• SET PROBLEM: Every record below should be written out exactly; pictures stay out.

• RECORDED DATA:
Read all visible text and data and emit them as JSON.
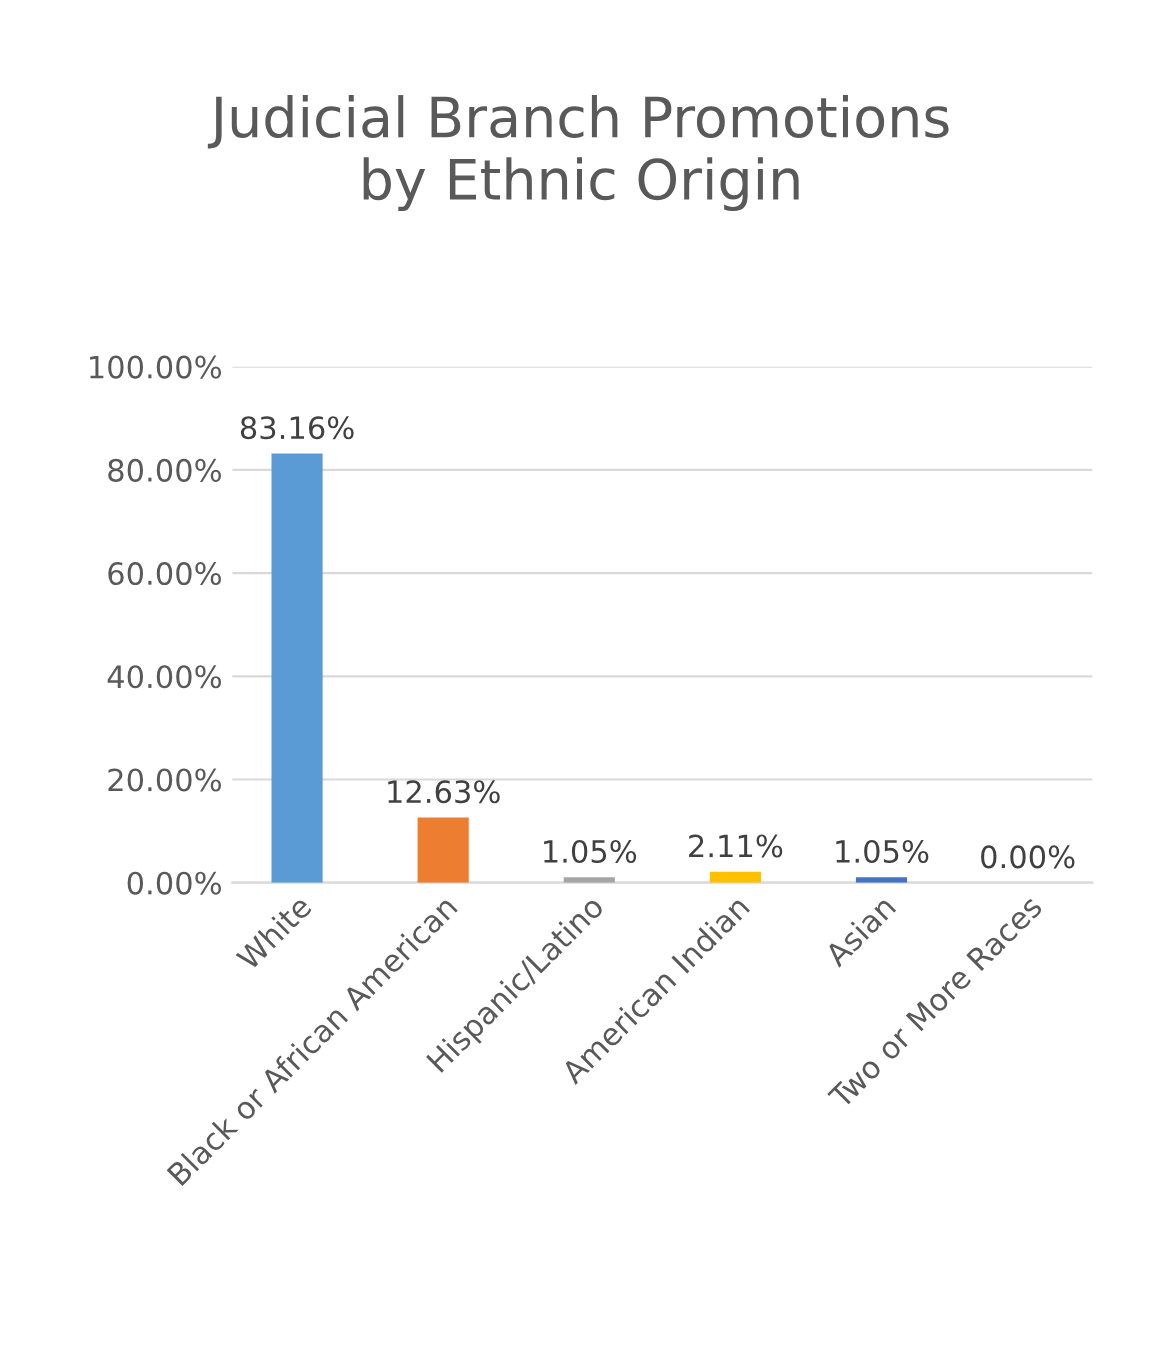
{
  "chart_data": {
    "type": "bar",
    "title": "Judicial Branch Promotions\nby Ethnic Origin",
    "categories": [
      "White",
      "Black or African American",
      "Hispanic/Latino",
      "American Indian",
      "Asian",
      "Two or More Races"
    ],
    "values": [
      83.16,
      12.63,
      1.05,
      2.11,
      1.05,
      0.0
    ],
    "colors": [
      "#5b9bd5",
      "#ed7d31",
      "#a5a5a5",
      "#ffc000",
      "#4472c4",
      "#70ad47"
    ],
    "value_labels": [
      "83.16%",
      "12.63%",
      "1.05%",
      "2.11%",
      "1.05%",
      "0.00%"
    ],
    "ylim": [
      0,
      100
    ],
    "yticks": [
      {
        "value": 0,
        "label": "0.00%"
      },
      {
        "value": 20,
        "label": "20.00%"
      },
      {
        "value": 40,
        "label": "40.00%"
      },
      {
        "value": 60,
        "label": "60.00%"
      },
      {
        "value": 80,
        "label": "80.00%"
      },
      {
        "value": 100,
        "label": "100.00%"
      }
    ],
    "grid": "y",
    "legend": false
  }
}
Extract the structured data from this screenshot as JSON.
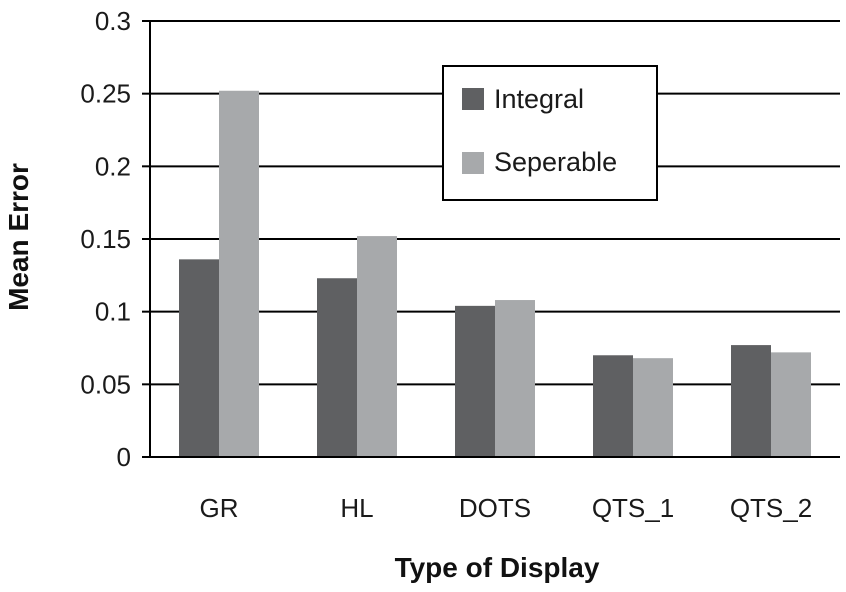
{
  "chart_data": {
    "type": "bar",
    "title": "",
    "xlabel": "Type of Display",
    "ylabel": "Mean Error",
    "ylim": [
      0,
      0.3
    ],
    "yticks": [
      "0",
      "0.05",
      "0.1",
      "0.15",
      "0.2",
      "0.25",
      "0.3"
    ],
    "categories": [
      "GR",
      "HL",
      "DOTS",
      "QTS_1",
      "QTS_2"
    ],
    "series": [
      {
        "name": "Integral",
        "color": "#5f6062",
        "values": [
          0.136,
          0.123,
          0.104,
          0.07,
          0.077
        ]
      },
      {
        "name": "Seperable",
        "color": "#a7a9ab",
        "values": [
          0.252,
          0.152,
          0.108,
          0.068,
          0.072
        ]
      }
    ],
    "grid": true,
    "legend_position": "top-right"
  }
}
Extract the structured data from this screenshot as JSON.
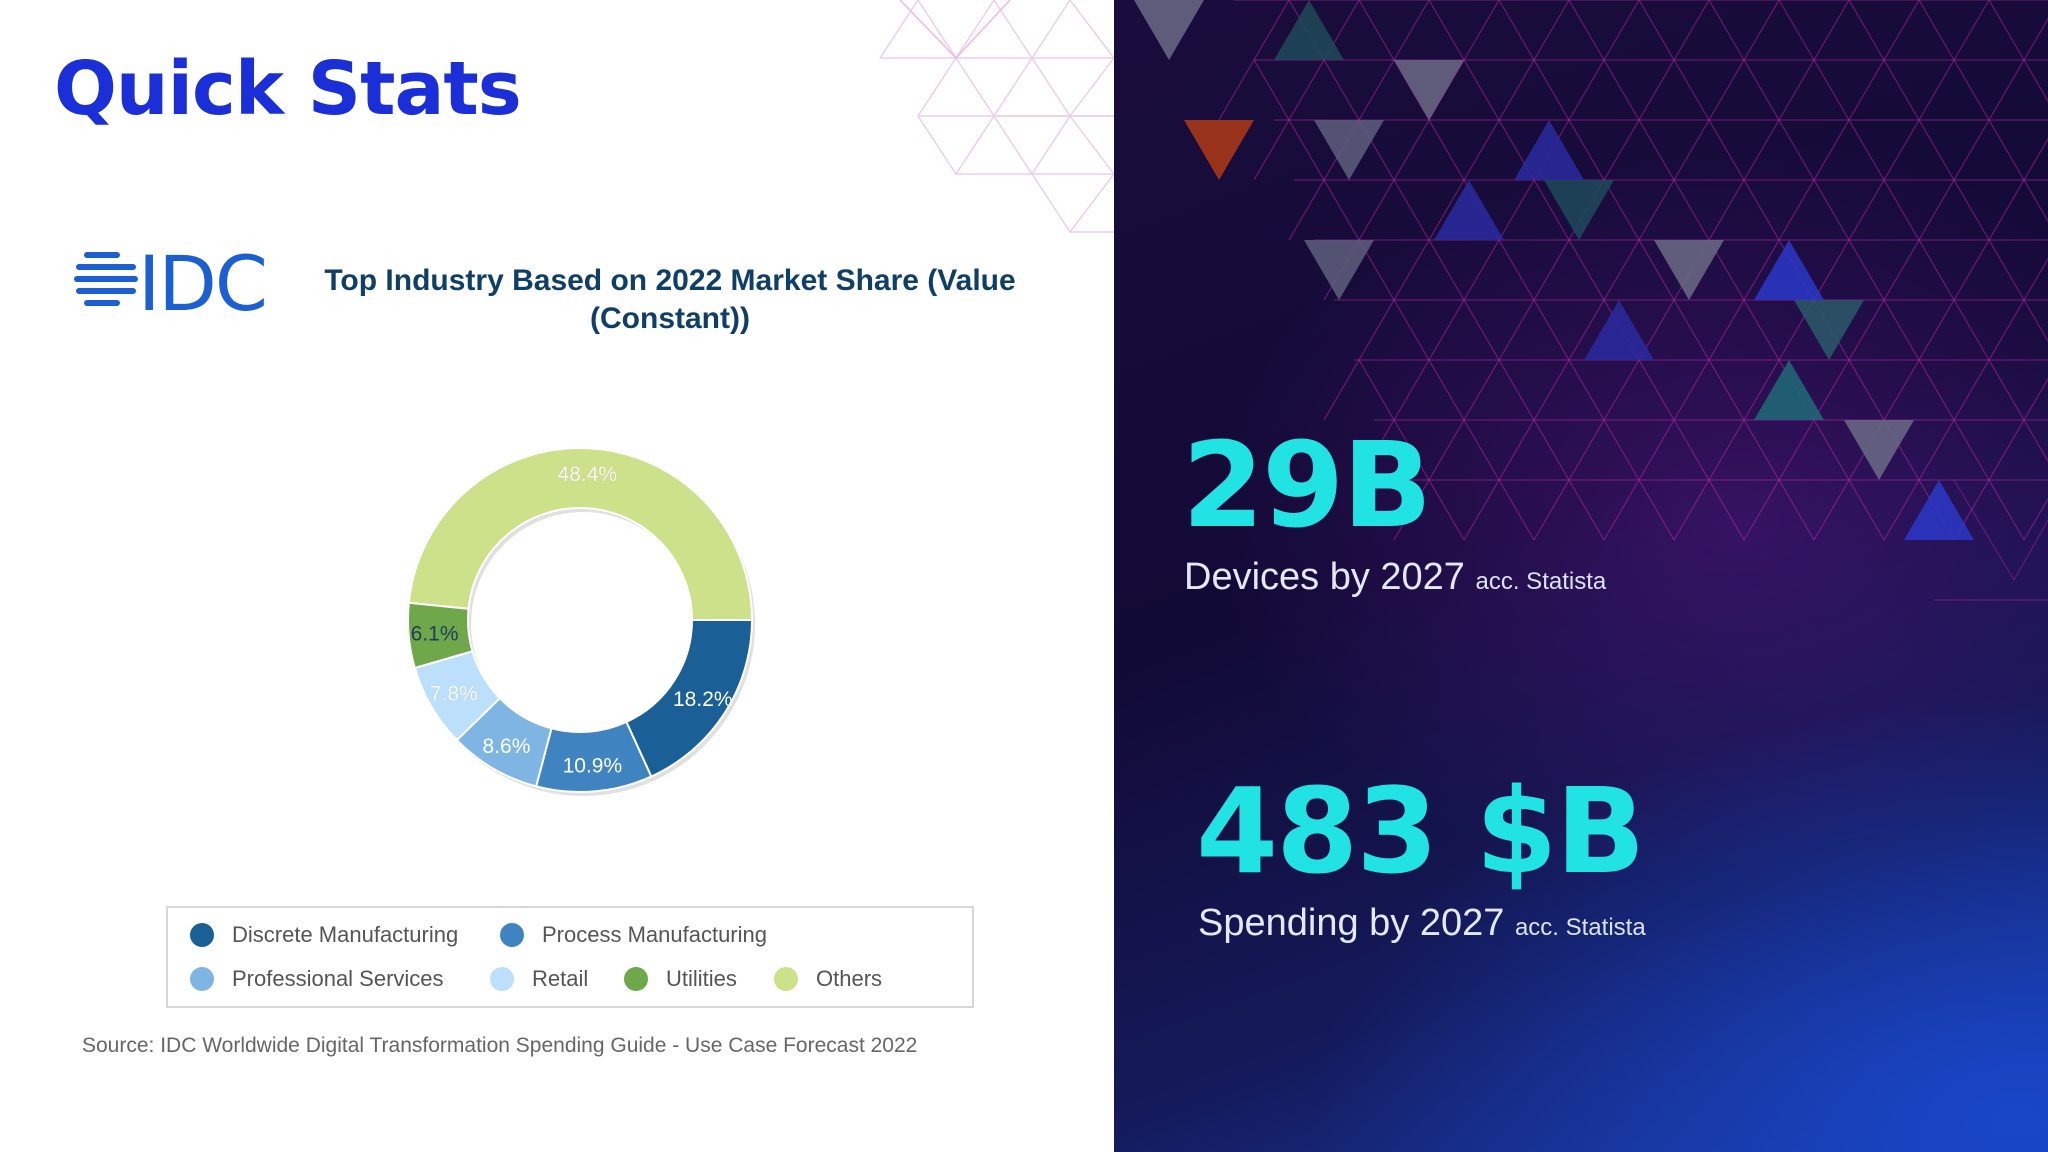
{
  "slide": {
    "title": "Quick Stats"
  },
  "logo": {
    "text": "IDC",
    "color": "#1b5fd1"
  },
  "chart_data": {
    "type": "pie",
    "donut": true,
    "title": "Top Industry Based on 2022 Market Share (Value (Constant))",
    "legend_position": "bottom",
    "slices": [
      {
        "name": "Discrete Manufacturing",
        "value": 18.2,
        "label": "18.2%",
        "color": "#1a5f96"
      },
      {
        "name": "Process Manufacturing",
        "value": 10.9,
        "label": "10.9%",
        "color": "#3f84c0"
      },
      {
        "name": "Professional Services",
        "value": 8.6,
        "label": "8.6%",
        "color": "#7fb5e2"
      },
      {
        "name": "Retail",
        "value": 7.8,
        "label": "7.8%",
        "color": "#bcdffb"
      },
      {
        "name": "Utilities",
        "value": 6.1,
        "label": "6.1%",
        "color": "#6fa84a"
      },
      {
        "name": "Others",
        "value": 48.4,
        "label": "48.4%",
        "color": "#cde08a"
      }
    ],
    "source": "Source: IDC Worldwide Digital Transformation Spending Guide - Use Case Forecast 2022"
  },
  "stats": [
    {
      "value": "29B",
      "caption": "Devices by 2027",
      "source": "acc. Statista"
    },
    {
      "value": "483 $B",
      "caption": "Spending by 2027",
      "source": "acc. Statista"
    }
  ],
  "colors": {
    "title_blue": "#1b2fd8",
    "stat_cyan": "#22e3e3"
  }
}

• COMPLETE RESPONSE:
Read all visible text and data and emit them as JSON.
{
  "chart_data": {
    "type": "bar",
    "title": "Judicial Branch Promotions\nby Ethnic Origin",
    "categories": [
      "White",
      "Black or African American",
      "Hispanic/Latino",
      "American Indian",
      "Asian",
      "Two or More Races"
    ],
    "values": [
      83.16,
      12.63,
      1.05,
      2.11,
      1.05,
      0.0
    ],
    "colors": [
      "#5b9bd5",
      "#ed7d31",
      "#a5a5a5",
      "#ffc000",
      "#4472c4",
      "#70ad47"
    ],
    "value_labels": [
      "83.16%",
      "12.63%",
      "1.05%",
      "2.11%",
      "1.05%",
      "0.00%"
    ],
    "ylim": [
      0,
      100
    ],
    "yticks": [
      {
        "value": 0,
        "label": "0.00%"
      },
      {
        "value": 20,
        "label": "20.00%"
      },
      {
        "value": 40,
        "label": "40.00%"
      },
      {
        "value": 60,
        "label": "60.00%"
      },
      {
        "value": 80,
        "label": "80.00%"
      },
      {
        "value": 100,
        "label": "100.00%"
      }
    ],
    "grid": "y",
    "legend": false
  }
}
Extract the structured data from this screenshot as JSON.
{
  "chart_data": {
    "type": "bar",
    "title": "",
    "xlabel": "Type of Display",
    "ylabel": "Mean Error",
    "ylim": [
      0,
      0.3
    ],
    "yticks": [
      "0",
      "0.05",
      "0.1",
      "0.15",
      "0.2",
      "0.25",
      "0.3"
    ],
    "categories": [
      "GR",
      "HL",
      "DOTS",
      "QTS_1",
      "QTS_2"
    ],
    "series": [
      {
        "name": "Integral",
        "color": "#5f6062",
        "values": [
          0.136,
          0.123,
          0.104,
          0.07,
          0.077
        ]
      },
      {
        "name": "Seperable",
        "color": "#a7a9ab",
        "values": [
          0.252,
          0.152,
          0.108,
          0.068,
          0.072
        ]
      }
    ],
    "grid": true,
    "legend_position": "top-right"
  }
}
Extract the structured data from this screenshot as JSON.
{
  "slide": {
    "title": "Quick Stats"
  },
  "logo": {
    "text": "IDC",
    "color": "#1b5fd1"
  },
  "chart_data": {
    "type": "pie",
    "donut": true,
    "title": "Top Industry Based on 2022 Market Share (Value (Constant))",
    "legend_position": "bottom",
    "slices": [
      {
        "name": "Discrete Manufacturing",
        "value": 18.2,
        "label": "18.2%",
        "color": "#1a5f96"
      },
      {
        "name": "Process Manufacturing",
        "value": 10.9,
        "label": "10.9%",
        "color": "#3f84c0"
      },
      {
        "name": "Professional Services",
        "value": 8.6,
        "label": "8.6%",
        "color": "#7fb5e2"
      },
      {
        "name": "Retail",
        "value": 7.8,
        "label": "7.8%",
        "color": "#bcdffb"
      },
      {
        "name": "Utilities",
        "value": 6.1,
        "label": "6.1%",
        "color": "#6fa84a"
      },
      {
        "name": "Others",
        "value": 48.4,
        "label": "48.4%",
        "color": "#cde08a"
      }
    ],
    "source": "Source: IDC Worldwide Digital Transformation Spending Guide - Use Case Forecast 2022"
  },
  "stats": [
    {
      "value": "29B",
      "caption": "Devices by 2027",
      "source": "acc. Statista"
    },
    {
      "value": "483 $B",
      "caption": "Spending by 2027",
      "source": "acc. Statista"
    }
  ],
  "colors": {
    "title_blue": "#1b2fd8",
    "stat_cyan": "#22e3e3"
  }
}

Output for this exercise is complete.